(Extracted data entries)
++++++

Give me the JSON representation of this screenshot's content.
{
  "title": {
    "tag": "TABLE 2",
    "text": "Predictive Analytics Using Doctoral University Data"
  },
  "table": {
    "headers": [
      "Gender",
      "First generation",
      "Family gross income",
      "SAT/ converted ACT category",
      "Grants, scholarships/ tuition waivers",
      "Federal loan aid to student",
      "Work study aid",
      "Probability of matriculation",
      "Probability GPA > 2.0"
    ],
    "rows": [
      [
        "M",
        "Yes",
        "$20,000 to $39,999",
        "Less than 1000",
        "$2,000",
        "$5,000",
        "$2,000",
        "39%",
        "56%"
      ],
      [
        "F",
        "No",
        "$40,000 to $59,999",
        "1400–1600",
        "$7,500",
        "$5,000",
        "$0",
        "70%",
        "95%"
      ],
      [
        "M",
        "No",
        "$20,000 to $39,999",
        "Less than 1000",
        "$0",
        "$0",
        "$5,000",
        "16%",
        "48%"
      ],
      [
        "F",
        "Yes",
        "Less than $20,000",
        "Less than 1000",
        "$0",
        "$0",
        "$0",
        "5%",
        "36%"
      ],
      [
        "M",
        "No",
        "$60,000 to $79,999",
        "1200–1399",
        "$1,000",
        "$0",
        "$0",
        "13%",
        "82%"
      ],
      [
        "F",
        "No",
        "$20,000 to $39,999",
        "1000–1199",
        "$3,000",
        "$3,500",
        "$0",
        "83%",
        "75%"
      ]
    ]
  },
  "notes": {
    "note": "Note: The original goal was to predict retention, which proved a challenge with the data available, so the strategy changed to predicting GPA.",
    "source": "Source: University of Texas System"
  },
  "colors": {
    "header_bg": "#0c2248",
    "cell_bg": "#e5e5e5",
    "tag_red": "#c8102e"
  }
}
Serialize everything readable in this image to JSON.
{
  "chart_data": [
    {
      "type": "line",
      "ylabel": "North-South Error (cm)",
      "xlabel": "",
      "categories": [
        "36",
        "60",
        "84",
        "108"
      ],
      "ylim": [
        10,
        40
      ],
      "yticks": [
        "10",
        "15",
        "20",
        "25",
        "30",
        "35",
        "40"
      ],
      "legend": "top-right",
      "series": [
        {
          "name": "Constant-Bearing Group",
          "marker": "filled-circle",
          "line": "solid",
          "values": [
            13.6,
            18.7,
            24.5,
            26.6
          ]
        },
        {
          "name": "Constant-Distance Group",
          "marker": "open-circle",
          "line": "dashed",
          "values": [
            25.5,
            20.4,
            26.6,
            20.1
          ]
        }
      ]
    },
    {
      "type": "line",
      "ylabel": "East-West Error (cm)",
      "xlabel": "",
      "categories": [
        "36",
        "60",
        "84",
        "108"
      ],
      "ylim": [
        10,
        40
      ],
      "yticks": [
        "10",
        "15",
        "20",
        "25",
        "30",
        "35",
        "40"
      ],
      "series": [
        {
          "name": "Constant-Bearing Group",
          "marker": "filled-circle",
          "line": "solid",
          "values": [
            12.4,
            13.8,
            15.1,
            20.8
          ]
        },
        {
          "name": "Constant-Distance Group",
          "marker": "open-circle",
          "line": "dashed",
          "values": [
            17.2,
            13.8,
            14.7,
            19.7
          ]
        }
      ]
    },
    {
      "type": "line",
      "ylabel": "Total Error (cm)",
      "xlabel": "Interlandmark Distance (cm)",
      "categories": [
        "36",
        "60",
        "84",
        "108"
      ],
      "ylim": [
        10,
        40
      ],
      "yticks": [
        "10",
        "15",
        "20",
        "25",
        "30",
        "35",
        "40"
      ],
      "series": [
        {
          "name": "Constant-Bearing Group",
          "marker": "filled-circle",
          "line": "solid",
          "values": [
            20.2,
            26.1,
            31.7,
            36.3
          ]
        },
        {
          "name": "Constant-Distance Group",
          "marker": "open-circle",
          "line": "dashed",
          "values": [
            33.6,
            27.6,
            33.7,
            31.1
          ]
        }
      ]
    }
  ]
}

++++++

** WHAT YOU HAVE TO DO **
Copy out the whole listing, exactly as written.

** RESPONSE **
Give me the JSON representation of this screenshot's content.
{
  "title": {
    "tag": "TABLE 2",
    "text": "Predictive Analytics Using Doctoral University Data"
  },
  "table": {
    "headers": [
      "Gender",
      "First generation",
      "Family gross income",
      "SAT/ converted ACT category",
      "Grants, scholarships/ tuition waivers",
      "Federal loan aid to student",
      "Work study aid",
      "Probability of matriculation",
      "Probability GPA > 2.0"
    ],
    "rows": [
      [
        "M",
        "Yes",
        "$20,000 to $39,999",
        "Less than 1000",
        "$2,000",
        "$5,000",
        "$2,000",
        "39%",
        "56%"
      ],
      [
        "F",
        "No",
        "$40,000 to $59,999",
        "1400–1600",
        "$7,500",
        "$5,000",
        "$0",
        "70%",
        "95%"
      ],
      [
        "M",
        "No",
        "$20,000 to $39,999",
        "Less than 1000",
        "$0",
        "$0",
        "$5,000",
        "16%",
        "48%"
      ],
      [
        "F",
        "Yes",
        "Less than $20,000",
        "Less than 1000",
        "$0",
        "$0",
        "$0",
        "5%",
        "36%"
      ],
      [
        "M",
        "No",
        "$60,000 to $79,999",
        "1200–1399",
        "$1,000",
        "$0",
        "$0",
        "13%",
        "82%"
      ],
      [
        "F",
        "No",
        "$20,000 to $39,999",
        "1000–1199",
        "$3,000",
        "$3,500",
        "$0",
        "83%",
        "75%"
      ]
    ]
  },
  "notes": {
    "note": "Note: The original goal was to predict retention, which proved a challenge with the data available, so the strategy changed to predicting GPA.",
    "source": "Source: University of Texas System"
  },
  "colors": {
    "header_bg": "#0c2248",
    "cell_bg": "#e5e5e5",
    "tag_red": "#c8102e"
  }
}
Serialize everything readable in this image to JSON.
{
  "chart_data": [
    {
      "type": "line",
      "ylabel": "North-South Error (cm)",
      "xlabel": "",
      "categories": [
        "36",
        "60",
        "84",
        "108"
      ],
      "ylim": [
        10,
        40
      ],
      "yticks": [
        "10",
        "15",
        "20",
        "25",
        "30",
        "35",
        "40"
      ],
      "legend": "top-right",
      "series": [
        {
          "name": "Constant-Bearing Group",
          "marker": "filled-circle",
          "line": "solid",
          "values": [
            13.6,
            18.7,
            24.5,
            26.6
          ]
        },
        {
          "name": "Constant-Distance Group",
          "marker": "open-circle",
          "line": "dashed",
          "values": [
            25.5,
            20.4,
            26.6,
            20.1
          ]
        }
      ]
    },
    {
      "type": "line",
      "ylabel": "East-West Error (cm)",
      "xlabel": "",
      "categories": [
        "36",
        "60",
        "84",
        "108"
      ],
      "ylim": [
        10,
        40
      ],
      "yticks": [
        "10",
        "15",
        "20",
        "25",
        "30",
        "35",
        "40"
      ],
      "series": [
        {
          "name": "Constant-Bearing Group",
          "marker": "filled-circle",
          "line": "solid",
          "values": [
            12.4,
            13.8,
            15.1,
            20.8
          ]
        },
        {
          "name": "Constant-Distance Group",
          "marker": "open-circle",
          "line": "dashed",
          "values": [
            17.2,
            13.8,
            14.7,
            19.7
          ]
        }
      ]
    },
    {
      "type": "line",
      "ylabel": "Total Error (cm)",
      "xlabel": "Interlandmark Distance (cm)",
      "categories": [
        "36",
        "60",
        "84",
        "108"
      ],
      "ylim": [
        10,
        40
      ],
      "yticks": [
        "10",
        "15",
        "20",
        "25",
        "30",
        "35",
        "40"
      ],
      "series": [
        {
          "name": "Constant-Bearing Group",
          "marker": "filled-circle",
          "line": "solid",
          "values": [
            20.2,
            26.1,
            31.7,
            36.3
          ]
        },
        {
          "name": "Constant-Distance Group",
          "marker": "open-circle",
          "line": "dashed",
          "values": [
            33.6,
            27.6,
            33.7,
            31.1
          ]
        }
      ]
    }
  ]
}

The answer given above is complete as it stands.